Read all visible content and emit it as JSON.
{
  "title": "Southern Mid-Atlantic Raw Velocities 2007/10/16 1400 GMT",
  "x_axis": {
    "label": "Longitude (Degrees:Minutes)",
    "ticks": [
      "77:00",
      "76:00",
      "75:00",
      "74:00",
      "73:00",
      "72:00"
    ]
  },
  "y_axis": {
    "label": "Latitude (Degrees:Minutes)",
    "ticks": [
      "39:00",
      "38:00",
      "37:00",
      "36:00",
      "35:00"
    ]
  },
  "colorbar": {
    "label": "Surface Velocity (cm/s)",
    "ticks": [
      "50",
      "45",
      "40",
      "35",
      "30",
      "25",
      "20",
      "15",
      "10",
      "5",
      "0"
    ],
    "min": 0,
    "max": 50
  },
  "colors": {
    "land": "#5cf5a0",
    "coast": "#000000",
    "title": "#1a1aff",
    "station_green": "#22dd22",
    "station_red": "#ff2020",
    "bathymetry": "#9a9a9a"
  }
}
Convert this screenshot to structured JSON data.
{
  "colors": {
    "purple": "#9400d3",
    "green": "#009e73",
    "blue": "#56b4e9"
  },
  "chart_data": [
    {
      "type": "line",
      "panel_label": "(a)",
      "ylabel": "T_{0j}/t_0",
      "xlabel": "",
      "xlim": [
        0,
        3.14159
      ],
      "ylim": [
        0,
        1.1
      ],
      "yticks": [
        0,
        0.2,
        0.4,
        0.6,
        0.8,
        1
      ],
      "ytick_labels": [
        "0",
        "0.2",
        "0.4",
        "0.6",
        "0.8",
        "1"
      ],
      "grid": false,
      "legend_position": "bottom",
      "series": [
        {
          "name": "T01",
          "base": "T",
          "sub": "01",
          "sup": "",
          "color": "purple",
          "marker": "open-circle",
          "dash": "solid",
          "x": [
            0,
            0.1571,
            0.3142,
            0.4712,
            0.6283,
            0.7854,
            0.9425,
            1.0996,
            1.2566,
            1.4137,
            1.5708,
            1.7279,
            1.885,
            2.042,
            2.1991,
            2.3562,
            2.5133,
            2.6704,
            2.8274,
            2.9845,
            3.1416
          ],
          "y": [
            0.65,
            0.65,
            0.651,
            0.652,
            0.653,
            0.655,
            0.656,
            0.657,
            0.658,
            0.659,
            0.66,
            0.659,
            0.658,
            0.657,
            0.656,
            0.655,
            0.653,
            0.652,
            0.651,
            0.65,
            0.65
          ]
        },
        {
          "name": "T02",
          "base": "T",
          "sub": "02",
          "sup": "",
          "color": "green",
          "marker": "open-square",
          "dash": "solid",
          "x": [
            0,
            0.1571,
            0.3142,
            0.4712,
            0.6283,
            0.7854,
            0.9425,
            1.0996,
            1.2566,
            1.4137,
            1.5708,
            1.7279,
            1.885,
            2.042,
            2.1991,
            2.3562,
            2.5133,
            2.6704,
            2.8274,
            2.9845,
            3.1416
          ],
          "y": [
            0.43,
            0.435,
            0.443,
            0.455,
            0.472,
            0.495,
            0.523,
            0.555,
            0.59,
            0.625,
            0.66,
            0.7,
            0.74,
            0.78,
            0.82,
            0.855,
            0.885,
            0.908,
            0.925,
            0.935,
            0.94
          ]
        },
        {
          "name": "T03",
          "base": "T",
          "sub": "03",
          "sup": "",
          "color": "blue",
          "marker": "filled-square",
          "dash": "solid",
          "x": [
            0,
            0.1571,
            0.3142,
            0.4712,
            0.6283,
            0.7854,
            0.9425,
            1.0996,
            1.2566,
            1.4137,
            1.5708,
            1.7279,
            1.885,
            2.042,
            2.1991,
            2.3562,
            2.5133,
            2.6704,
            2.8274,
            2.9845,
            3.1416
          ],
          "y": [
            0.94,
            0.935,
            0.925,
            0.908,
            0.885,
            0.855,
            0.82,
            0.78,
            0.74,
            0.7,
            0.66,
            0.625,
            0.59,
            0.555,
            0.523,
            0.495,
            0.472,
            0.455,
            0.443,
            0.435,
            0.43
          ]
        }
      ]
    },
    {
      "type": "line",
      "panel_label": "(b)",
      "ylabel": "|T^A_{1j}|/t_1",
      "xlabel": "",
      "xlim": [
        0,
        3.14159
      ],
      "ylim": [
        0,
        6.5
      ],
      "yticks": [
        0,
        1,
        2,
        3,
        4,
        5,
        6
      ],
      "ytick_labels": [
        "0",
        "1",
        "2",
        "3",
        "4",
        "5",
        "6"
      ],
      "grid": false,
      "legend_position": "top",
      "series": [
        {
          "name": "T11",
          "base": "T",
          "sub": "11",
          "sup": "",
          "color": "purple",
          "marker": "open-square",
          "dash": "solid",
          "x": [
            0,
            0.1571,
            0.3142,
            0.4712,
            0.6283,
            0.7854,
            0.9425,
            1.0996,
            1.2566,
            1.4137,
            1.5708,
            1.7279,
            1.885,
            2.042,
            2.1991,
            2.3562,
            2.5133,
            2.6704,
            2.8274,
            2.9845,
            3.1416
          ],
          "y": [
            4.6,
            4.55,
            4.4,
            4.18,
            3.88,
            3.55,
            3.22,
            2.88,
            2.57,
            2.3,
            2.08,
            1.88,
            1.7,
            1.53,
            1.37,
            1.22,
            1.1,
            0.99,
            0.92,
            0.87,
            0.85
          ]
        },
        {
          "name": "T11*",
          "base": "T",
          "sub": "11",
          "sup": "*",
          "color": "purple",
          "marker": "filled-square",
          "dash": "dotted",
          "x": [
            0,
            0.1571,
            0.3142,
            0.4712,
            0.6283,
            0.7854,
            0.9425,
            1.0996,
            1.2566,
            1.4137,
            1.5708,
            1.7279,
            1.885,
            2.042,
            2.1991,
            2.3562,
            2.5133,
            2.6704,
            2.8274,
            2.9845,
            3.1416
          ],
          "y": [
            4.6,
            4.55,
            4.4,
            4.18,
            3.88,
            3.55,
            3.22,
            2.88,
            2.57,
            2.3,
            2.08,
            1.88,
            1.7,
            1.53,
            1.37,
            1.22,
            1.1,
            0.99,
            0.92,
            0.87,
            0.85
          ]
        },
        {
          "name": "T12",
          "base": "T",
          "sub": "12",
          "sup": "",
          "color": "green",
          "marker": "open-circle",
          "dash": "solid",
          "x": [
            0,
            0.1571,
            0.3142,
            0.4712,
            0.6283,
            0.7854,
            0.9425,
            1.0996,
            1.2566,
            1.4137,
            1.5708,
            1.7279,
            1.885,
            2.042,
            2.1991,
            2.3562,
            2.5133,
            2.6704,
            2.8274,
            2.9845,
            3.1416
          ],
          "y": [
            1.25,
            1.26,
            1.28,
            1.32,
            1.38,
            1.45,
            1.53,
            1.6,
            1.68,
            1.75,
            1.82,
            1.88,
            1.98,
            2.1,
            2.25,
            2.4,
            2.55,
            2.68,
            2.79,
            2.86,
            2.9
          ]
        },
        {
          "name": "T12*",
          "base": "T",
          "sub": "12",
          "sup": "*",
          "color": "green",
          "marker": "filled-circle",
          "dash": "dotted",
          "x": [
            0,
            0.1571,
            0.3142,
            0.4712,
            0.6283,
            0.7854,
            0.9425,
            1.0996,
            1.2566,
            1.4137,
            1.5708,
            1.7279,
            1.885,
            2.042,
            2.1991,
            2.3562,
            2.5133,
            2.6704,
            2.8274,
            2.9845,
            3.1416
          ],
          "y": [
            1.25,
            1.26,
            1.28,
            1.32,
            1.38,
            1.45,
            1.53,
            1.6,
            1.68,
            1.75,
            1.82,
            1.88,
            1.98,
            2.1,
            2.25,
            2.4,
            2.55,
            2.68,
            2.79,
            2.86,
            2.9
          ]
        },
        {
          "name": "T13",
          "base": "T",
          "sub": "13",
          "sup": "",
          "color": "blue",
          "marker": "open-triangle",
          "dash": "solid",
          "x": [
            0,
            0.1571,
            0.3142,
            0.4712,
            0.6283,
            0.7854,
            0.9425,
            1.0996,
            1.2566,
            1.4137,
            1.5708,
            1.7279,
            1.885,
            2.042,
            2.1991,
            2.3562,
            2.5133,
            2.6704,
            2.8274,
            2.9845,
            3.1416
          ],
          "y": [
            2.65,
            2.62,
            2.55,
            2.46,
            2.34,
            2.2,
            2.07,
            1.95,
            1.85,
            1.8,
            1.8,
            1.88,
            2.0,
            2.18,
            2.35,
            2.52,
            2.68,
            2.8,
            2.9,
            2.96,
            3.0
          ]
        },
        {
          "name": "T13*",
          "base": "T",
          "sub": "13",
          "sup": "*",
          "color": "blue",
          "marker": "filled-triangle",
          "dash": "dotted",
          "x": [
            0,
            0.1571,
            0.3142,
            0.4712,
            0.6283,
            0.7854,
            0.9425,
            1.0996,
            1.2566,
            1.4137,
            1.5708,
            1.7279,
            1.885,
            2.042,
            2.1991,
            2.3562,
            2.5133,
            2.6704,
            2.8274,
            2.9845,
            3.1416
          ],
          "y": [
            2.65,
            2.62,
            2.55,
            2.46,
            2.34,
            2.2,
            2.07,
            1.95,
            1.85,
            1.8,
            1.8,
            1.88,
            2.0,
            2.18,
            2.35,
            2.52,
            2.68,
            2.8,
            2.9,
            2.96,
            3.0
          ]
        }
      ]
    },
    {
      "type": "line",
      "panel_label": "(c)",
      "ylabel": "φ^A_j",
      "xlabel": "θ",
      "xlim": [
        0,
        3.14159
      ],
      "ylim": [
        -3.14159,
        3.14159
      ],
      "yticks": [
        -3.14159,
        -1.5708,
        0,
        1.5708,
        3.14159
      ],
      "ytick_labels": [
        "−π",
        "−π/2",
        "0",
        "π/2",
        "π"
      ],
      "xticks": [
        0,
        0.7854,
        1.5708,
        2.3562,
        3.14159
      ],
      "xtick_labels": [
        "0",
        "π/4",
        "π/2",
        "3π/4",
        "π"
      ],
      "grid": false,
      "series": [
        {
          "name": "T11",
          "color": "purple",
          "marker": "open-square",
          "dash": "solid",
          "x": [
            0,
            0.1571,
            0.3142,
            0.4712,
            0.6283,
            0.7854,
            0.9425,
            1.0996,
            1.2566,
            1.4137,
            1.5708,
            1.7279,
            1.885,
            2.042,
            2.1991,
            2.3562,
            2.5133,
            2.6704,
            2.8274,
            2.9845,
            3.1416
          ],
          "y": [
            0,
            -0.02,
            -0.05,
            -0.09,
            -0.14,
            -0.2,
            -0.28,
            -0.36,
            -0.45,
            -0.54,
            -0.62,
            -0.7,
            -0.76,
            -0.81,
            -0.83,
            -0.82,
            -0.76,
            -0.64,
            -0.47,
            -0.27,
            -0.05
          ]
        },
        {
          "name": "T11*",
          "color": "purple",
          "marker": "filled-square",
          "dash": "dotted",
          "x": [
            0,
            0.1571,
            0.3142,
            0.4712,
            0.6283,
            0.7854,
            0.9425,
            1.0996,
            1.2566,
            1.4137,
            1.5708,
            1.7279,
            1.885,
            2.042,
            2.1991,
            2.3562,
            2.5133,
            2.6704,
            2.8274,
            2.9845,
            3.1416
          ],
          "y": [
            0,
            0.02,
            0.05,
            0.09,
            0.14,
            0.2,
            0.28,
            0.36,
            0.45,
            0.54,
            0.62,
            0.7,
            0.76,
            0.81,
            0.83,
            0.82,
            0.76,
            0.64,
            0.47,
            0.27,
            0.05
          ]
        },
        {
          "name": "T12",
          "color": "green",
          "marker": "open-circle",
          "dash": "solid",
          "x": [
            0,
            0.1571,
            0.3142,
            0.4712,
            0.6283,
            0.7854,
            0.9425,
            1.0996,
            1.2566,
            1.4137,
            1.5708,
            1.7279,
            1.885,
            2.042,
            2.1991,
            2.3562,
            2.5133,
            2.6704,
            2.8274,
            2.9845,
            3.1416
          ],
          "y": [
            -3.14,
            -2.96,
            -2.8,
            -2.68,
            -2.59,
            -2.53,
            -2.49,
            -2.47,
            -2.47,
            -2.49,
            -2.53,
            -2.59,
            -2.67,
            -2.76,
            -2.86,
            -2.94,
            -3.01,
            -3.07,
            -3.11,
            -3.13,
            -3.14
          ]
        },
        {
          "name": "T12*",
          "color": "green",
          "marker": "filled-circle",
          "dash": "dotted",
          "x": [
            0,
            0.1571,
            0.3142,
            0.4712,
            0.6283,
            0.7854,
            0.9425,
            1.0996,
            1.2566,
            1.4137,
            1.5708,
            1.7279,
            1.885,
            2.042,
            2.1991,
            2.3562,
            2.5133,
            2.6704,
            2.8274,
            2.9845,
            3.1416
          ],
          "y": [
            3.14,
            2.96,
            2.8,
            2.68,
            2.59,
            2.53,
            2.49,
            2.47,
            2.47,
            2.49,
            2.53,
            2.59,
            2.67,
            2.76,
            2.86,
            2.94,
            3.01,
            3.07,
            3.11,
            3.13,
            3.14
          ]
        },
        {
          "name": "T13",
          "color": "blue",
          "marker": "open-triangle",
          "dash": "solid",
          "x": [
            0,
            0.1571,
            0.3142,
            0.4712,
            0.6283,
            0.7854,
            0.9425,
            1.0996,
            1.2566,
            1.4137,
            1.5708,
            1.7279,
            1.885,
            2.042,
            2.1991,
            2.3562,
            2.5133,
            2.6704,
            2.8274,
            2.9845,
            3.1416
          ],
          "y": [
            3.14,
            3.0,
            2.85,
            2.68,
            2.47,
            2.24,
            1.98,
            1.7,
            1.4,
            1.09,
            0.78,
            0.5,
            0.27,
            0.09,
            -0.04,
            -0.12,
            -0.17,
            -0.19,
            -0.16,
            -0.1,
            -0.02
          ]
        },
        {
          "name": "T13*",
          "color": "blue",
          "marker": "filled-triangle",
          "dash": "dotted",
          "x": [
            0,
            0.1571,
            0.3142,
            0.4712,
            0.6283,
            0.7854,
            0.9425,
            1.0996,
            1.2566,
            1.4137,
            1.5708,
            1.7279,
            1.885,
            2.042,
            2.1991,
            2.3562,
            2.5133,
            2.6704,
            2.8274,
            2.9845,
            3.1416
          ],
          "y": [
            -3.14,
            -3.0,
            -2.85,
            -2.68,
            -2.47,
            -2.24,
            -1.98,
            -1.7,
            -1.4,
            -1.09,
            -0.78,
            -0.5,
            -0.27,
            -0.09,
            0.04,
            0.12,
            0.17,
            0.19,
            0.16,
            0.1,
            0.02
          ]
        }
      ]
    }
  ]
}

Short exercise: Gather all lines from the listing above in which "JSON" occurs.

The output:
Read all visible content and emit it as JSON.
Convert this screenshot to structured JSON data.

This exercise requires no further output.